** start Dataset records **

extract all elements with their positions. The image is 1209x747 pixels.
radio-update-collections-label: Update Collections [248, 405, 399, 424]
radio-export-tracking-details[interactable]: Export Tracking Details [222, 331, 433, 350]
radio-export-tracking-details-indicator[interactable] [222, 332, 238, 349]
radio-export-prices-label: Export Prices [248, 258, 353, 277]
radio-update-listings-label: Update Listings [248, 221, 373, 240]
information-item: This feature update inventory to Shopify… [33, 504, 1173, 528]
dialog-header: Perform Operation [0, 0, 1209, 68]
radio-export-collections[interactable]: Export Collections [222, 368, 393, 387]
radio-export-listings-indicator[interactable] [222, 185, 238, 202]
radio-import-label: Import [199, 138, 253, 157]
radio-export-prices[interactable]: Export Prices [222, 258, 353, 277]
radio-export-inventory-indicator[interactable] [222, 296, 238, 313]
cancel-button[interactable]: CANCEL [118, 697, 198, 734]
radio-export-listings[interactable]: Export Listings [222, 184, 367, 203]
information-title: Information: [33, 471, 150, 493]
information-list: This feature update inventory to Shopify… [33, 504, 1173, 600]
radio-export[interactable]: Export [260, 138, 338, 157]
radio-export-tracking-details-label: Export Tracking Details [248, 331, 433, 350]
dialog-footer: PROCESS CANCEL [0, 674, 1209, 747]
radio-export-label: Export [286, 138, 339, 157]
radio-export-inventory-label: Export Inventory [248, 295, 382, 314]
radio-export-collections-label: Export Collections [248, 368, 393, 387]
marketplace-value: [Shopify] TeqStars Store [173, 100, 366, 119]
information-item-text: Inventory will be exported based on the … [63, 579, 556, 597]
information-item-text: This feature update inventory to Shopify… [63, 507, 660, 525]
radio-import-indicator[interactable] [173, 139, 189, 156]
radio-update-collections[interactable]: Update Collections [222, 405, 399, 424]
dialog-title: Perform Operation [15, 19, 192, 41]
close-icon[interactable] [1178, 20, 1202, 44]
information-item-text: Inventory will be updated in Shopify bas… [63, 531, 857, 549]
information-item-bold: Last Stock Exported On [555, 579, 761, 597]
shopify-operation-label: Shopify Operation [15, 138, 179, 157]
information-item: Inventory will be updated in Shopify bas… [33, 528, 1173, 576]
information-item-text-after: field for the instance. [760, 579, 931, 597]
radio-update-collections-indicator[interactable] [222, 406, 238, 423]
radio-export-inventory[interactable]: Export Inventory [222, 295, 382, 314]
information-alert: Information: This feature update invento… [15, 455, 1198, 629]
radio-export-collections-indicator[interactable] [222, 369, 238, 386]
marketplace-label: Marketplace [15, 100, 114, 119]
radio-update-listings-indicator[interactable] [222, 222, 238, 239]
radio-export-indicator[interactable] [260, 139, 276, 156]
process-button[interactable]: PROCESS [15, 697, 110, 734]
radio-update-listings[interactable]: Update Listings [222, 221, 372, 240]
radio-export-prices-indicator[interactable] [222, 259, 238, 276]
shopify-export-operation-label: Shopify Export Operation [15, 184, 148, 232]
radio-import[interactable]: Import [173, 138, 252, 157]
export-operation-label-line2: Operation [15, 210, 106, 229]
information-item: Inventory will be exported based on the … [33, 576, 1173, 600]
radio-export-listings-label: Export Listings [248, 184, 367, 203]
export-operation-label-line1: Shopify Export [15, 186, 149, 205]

** end Dataset records **

▶ **Short task**
Convert the records into a JSON list of strings, with each line as one string and blank lines omitted.

▶ **Task solution**
[
  "extract all elements with their positions. The image is 1209x747 pixels.",
  "radio-update-collections-label: Update Collections [248, 405, 399, 424]",
  "radio-export-tracking-details[interactable]: Export Tracking Details [222, 331, 433, 350]",
  "radio-export-tracking-details-indicator[interactable] [222, 332, 238, 349]",
  "radio-export-prices-label: Export Prices [248, 258, 353, 277]",
  "radio-update-listings-label: Update Listings [248, 221, 373, 240]",
  "information-item: This feature update inventory to Shopify… [33, 504, 1173, 528]",
  "dialog-header: Perform Operation [0, 0, 1209, 68]",
  "radio-export-collections[interactable]: Export Collections [222, 368, 393, 387]",
  "radio-export-listings-indicator[interactable] [222, 185, 238, 202]",
  "radio-import-label: Import [199, 138, 253, 157]",
  "radio-export-prices[interactable]: Export Prices [222, 258, 353, 277]",
  "radio-export-inventory-indicator[interactable] [222, 296, 238, 313]",
  "cancel-button[interactable]: CANCEL [118, 697, 198, 734]",
  "radio-export-listings[interactable]: Export Listings [222, 184, 367, 203]",
  "information-title: Information: [33, 471, 150, 493]",
  "information-list: This feature update inventory to Shopify… [33, 504, 1173, 600]",
  "radio-export[interactable]: Export [260, 138, 338, 157]",
  "radio-export-tracking-details-label: Export Tracking Details [248, 331, 433, 350]",
  "dialog-footer: PROCESS CANCEL [0, 674, 1209, 747]",
  "radio-export-label: Export [286, 138, 339, 157]",
  "radio-export-inventory-label: Export Inventory [248, 295, 382, 314]",
  "radio-export-collections-label: Export Collections [248, 368, 393, 387]",
  "marketplace-value: [Shopify] TeqStars Store [173, 100, 366, 119]",
  "information-item-text: Inventory will be exported based on the … [63, 579, 556, 597]",
  "information-item-text: This feature update inventory to Shopify… [63, 507, 660, 525]",
  "radio-import-indicator[interactable] [173, 139, 189, 156]",
  "radio-update-collections[interactable]: Update Collections [222, 405, 399, 424]",
  "dialog-title: Perform Operation [15, 19, 192, 41]",
  "close-icon[interactable] [1178, 20, 1202, 44]",
  "information-item-text: Inventory will be updated in Shopify bas… [63, 531, 857, 549]",
  "information-item-bold: Last Stock Exported On [555, 579, 761, 597]",
  "shopify-operation-label: Shopify Operation [15, 138, 179, 157]",
  "information-item: Inventory will be updated in Shopify bas… [33, 528, 1173, 576]",
  "information-item-text-after: field for the instance. [760, 579, 931, 597]",
  "radio-update-collections-indicator[interactable] [222, 406, 238, 423]",
  "radio-export-inventory[interactable]: Export Inventory [222, 295, 382, 314]",
  "information-alert: Information: This feature update invento… [15, 455, 1198, 629]",
  "radio-export-collections-indicator[interactable] [222, 369, 238, 386]",
  "marketplace-label: Marketplace [15, 100, 114, 119]",
  "radio-update-listings-indicator[interactable] [222, 222, 238, 239]",
  "radio-export-indicator[interactable] [260, 139, 276, 156]",
  "process-button[interactable]: PROCESS [15, 697, 110, 734]",
  "radio-update-listings[interactable]: Update Listings [222, 221, 372, 240]",
  "radio-export-prices-indicator[interactable] [222, 259, 238, 276]",
  "shopify-export-operation-label: Shopify Export Operation [15, 184, 148, 232]",
  "radio-import[interactable]: Import [173, 138, 252, 157]",
  "export-operation-label-line2: Operation [15, 210, 106, 229]",
  "information-item: Inventory will be exported based on the … [33, 576, 1173, 600]",
  "radio-export-listings-label: Export Listings [248, 184, 367, 203]",
  "export-operation-label-line1: Shopify Export [15, 186, 149, 205]"
]